Problem statement: Note each line of the listing that contains the string "JSON", and copy it.
[start of Task data]
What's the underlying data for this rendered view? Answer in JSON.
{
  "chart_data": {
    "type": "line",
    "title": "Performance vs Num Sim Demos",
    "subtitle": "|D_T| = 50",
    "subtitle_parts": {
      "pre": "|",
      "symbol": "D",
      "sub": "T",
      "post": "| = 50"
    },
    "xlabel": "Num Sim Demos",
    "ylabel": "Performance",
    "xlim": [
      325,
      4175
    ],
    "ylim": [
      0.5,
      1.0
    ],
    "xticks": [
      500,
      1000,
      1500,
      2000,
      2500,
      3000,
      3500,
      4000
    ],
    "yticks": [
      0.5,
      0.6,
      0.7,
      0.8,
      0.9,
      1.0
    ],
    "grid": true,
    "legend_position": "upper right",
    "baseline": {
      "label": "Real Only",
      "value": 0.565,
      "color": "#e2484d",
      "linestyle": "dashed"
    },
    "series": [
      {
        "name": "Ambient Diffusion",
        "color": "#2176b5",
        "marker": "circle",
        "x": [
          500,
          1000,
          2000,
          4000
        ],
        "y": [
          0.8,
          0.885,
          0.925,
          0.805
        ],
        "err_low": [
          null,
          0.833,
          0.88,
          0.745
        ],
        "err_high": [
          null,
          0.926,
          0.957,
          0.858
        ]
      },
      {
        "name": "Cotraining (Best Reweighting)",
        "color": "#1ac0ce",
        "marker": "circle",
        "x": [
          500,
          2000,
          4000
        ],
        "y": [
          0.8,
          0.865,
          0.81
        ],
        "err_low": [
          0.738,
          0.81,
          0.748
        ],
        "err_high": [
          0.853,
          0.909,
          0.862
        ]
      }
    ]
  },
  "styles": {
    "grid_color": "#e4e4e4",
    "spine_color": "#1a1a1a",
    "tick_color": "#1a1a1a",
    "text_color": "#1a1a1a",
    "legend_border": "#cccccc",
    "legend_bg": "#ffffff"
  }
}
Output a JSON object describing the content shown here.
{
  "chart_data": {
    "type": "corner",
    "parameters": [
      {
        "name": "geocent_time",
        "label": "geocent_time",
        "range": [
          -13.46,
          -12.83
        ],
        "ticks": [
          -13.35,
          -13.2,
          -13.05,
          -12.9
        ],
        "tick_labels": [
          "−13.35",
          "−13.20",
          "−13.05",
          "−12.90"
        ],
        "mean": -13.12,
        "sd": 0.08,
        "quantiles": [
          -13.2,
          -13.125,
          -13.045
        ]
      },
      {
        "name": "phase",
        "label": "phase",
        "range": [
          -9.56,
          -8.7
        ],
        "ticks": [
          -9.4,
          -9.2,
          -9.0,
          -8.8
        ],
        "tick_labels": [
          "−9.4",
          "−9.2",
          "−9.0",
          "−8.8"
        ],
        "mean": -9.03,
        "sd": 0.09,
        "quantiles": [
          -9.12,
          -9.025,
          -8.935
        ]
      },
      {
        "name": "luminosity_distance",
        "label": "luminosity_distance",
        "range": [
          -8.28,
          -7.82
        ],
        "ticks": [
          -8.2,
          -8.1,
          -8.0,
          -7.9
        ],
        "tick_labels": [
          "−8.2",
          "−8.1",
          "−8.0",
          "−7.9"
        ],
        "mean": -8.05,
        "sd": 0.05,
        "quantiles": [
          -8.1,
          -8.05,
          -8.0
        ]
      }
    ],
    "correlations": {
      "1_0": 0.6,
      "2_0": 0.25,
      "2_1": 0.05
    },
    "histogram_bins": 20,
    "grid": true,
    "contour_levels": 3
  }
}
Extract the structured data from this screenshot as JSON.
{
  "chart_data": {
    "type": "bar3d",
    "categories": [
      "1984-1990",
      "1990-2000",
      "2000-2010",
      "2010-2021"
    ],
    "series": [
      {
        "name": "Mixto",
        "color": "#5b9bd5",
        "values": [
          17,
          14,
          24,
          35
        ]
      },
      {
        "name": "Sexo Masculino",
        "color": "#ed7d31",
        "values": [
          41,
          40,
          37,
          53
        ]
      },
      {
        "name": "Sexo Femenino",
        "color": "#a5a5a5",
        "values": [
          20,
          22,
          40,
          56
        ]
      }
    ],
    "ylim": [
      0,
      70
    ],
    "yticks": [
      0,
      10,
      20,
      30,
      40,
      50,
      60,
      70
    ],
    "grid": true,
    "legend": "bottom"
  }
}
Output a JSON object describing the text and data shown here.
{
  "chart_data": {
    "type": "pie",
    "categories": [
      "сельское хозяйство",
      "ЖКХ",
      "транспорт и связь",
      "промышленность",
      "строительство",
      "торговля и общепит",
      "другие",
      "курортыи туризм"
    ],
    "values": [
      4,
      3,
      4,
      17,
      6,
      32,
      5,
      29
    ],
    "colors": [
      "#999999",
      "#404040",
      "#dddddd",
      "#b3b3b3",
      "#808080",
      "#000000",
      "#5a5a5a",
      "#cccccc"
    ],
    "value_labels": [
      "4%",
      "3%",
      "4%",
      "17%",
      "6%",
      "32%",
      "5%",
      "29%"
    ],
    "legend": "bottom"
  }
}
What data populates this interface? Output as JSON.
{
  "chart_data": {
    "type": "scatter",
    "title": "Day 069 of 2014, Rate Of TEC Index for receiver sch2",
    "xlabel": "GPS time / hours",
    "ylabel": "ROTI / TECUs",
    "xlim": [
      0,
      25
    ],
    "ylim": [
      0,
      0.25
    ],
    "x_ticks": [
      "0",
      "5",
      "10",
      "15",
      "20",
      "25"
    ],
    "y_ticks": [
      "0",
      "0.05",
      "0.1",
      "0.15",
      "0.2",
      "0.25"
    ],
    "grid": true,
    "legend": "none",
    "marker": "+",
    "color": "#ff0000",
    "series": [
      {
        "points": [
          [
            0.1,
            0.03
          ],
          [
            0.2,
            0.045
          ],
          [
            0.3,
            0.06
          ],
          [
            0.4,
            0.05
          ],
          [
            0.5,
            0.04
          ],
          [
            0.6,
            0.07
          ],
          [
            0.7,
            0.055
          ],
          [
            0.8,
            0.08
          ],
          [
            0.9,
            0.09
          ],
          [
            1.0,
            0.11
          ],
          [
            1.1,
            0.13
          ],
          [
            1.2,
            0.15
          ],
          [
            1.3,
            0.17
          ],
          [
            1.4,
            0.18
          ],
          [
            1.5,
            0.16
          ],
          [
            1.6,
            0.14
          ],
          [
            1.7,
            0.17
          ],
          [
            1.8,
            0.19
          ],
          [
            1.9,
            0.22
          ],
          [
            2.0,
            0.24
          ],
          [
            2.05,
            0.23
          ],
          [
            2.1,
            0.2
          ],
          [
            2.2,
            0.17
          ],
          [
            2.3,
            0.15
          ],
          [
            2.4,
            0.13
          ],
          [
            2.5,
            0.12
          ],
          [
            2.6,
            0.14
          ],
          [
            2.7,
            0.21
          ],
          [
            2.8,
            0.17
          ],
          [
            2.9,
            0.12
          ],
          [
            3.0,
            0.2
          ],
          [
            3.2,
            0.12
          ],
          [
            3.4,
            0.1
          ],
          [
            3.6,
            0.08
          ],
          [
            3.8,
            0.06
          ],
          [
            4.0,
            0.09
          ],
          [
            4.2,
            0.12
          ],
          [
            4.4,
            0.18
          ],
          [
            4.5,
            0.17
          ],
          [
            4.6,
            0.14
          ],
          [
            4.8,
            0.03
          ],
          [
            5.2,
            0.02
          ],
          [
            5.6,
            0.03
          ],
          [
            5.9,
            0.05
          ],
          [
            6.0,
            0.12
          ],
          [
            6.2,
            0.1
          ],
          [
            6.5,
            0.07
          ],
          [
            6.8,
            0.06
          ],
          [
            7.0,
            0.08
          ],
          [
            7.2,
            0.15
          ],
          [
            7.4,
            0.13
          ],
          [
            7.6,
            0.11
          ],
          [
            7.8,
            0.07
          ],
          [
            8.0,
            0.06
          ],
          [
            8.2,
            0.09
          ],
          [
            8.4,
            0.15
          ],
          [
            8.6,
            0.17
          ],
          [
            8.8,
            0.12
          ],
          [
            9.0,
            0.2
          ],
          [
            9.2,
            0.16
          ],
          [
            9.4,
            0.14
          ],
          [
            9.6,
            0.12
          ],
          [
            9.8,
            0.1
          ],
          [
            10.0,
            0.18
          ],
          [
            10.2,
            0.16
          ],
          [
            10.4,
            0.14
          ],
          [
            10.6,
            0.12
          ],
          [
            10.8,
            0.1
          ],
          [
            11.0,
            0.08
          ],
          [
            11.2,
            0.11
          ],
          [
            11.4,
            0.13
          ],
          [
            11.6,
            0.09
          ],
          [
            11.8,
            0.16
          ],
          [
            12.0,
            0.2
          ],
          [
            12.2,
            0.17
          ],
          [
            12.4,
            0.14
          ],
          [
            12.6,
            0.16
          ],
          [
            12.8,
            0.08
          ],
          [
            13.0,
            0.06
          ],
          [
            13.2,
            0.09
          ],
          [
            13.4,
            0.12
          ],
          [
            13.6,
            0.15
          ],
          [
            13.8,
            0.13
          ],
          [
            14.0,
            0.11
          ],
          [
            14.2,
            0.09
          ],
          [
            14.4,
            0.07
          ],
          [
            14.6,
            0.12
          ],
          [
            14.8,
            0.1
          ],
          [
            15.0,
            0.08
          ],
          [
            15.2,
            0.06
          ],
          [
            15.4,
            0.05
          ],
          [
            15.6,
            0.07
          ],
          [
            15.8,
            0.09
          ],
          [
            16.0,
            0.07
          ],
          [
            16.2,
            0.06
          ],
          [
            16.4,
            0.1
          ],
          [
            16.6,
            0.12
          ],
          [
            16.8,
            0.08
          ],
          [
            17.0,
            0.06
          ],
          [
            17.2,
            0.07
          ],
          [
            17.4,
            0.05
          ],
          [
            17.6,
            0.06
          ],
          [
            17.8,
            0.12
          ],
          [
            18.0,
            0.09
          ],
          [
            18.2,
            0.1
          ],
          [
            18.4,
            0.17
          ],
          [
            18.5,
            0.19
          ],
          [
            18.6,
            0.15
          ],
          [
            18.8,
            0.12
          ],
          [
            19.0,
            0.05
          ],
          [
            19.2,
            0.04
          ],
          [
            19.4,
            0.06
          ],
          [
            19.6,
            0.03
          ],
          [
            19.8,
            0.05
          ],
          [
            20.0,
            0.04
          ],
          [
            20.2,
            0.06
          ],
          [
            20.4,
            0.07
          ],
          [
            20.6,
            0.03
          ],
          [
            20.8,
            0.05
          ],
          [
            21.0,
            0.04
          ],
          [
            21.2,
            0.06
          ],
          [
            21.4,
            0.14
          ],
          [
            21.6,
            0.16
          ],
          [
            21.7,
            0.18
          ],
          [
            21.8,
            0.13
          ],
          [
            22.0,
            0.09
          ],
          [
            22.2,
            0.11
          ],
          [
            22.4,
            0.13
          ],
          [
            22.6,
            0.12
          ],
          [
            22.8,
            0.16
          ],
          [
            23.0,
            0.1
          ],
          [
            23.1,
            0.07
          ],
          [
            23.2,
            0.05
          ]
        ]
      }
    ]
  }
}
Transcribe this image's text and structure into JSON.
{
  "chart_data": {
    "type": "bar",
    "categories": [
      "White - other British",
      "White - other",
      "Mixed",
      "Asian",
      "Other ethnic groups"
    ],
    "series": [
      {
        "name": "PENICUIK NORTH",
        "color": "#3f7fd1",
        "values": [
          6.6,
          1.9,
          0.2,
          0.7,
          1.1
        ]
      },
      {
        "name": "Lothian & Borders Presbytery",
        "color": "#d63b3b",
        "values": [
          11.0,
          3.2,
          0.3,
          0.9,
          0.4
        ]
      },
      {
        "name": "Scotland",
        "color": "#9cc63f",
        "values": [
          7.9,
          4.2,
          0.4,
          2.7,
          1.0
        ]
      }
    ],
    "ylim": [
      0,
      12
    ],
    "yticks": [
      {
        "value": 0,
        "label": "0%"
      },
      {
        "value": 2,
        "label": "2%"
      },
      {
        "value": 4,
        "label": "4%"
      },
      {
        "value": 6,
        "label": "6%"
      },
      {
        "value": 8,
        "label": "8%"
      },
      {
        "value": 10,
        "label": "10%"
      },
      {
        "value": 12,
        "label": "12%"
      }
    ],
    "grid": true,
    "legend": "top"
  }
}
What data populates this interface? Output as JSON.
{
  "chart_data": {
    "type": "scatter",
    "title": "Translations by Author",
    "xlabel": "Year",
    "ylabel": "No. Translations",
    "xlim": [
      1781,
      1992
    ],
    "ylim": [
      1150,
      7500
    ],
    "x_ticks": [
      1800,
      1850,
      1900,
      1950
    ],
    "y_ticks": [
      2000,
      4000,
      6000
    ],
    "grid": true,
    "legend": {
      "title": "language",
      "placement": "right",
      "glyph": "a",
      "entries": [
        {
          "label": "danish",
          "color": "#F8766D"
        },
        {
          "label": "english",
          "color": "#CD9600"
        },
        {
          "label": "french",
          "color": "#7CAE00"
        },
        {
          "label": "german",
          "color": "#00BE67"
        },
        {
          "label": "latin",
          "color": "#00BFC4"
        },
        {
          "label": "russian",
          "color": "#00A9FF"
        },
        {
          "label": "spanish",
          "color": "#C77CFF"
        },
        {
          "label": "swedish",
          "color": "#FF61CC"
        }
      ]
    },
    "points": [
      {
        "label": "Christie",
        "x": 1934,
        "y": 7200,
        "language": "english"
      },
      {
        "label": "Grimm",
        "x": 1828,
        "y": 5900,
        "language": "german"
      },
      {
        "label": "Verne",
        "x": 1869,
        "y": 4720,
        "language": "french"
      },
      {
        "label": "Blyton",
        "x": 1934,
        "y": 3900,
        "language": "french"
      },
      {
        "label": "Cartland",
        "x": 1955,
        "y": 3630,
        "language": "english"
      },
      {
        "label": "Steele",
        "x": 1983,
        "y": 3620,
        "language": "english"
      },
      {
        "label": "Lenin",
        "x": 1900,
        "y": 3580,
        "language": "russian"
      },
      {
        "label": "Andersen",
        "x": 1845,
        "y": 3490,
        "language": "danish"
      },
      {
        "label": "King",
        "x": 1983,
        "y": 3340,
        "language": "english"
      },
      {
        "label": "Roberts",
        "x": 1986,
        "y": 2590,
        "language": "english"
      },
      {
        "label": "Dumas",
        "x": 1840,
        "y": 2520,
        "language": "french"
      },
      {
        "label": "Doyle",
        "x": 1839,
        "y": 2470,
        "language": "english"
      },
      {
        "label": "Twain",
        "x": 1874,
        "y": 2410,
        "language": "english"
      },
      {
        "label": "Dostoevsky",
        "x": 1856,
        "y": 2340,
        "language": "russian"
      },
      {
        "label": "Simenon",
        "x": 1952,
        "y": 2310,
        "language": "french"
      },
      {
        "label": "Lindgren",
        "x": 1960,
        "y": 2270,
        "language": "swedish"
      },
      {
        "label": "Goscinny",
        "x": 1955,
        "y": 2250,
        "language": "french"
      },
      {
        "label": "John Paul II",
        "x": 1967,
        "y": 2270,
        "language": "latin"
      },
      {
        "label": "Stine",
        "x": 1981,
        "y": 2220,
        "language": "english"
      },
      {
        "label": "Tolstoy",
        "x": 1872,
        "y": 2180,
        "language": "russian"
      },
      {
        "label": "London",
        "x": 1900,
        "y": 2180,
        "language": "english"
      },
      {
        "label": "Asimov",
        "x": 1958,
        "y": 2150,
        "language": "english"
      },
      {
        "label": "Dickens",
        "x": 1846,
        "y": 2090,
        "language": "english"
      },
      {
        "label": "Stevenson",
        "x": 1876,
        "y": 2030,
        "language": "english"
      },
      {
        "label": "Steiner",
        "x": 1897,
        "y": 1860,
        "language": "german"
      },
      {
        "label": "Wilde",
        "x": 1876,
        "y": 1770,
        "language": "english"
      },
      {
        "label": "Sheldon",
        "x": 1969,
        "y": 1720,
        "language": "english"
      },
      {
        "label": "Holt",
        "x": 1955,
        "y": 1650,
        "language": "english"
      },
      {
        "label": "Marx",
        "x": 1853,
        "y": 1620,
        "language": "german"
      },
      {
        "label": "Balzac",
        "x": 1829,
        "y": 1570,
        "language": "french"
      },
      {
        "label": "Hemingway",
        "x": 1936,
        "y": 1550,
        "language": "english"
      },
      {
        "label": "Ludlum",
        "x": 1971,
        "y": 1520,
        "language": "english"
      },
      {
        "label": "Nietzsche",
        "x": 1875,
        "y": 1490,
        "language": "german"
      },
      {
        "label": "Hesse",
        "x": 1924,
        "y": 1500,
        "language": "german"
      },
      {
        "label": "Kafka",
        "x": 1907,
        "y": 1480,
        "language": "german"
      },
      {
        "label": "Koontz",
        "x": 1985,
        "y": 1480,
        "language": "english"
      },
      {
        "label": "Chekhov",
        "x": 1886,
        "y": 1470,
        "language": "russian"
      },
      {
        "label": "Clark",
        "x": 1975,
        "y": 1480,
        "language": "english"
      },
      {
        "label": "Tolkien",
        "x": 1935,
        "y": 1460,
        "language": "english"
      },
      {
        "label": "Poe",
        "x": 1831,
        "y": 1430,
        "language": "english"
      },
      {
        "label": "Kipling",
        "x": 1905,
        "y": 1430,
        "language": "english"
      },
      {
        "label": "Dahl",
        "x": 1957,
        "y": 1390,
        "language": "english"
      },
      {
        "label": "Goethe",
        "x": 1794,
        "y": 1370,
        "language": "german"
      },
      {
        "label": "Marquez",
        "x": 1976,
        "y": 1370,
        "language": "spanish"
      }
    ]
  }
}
[end of Task data]
Result:
What's the underlying data for this rendered view? Answer in JSON.
Output a JSON object describing the content shown here.
Extract the structured data from this screenshot as JSON.
Output a JSON object describing the text and data shown here.
What data populates this interface? Output as JSON.
Transcribe this image's text and structure into JSON.
What data populates this interface? Output as JSON.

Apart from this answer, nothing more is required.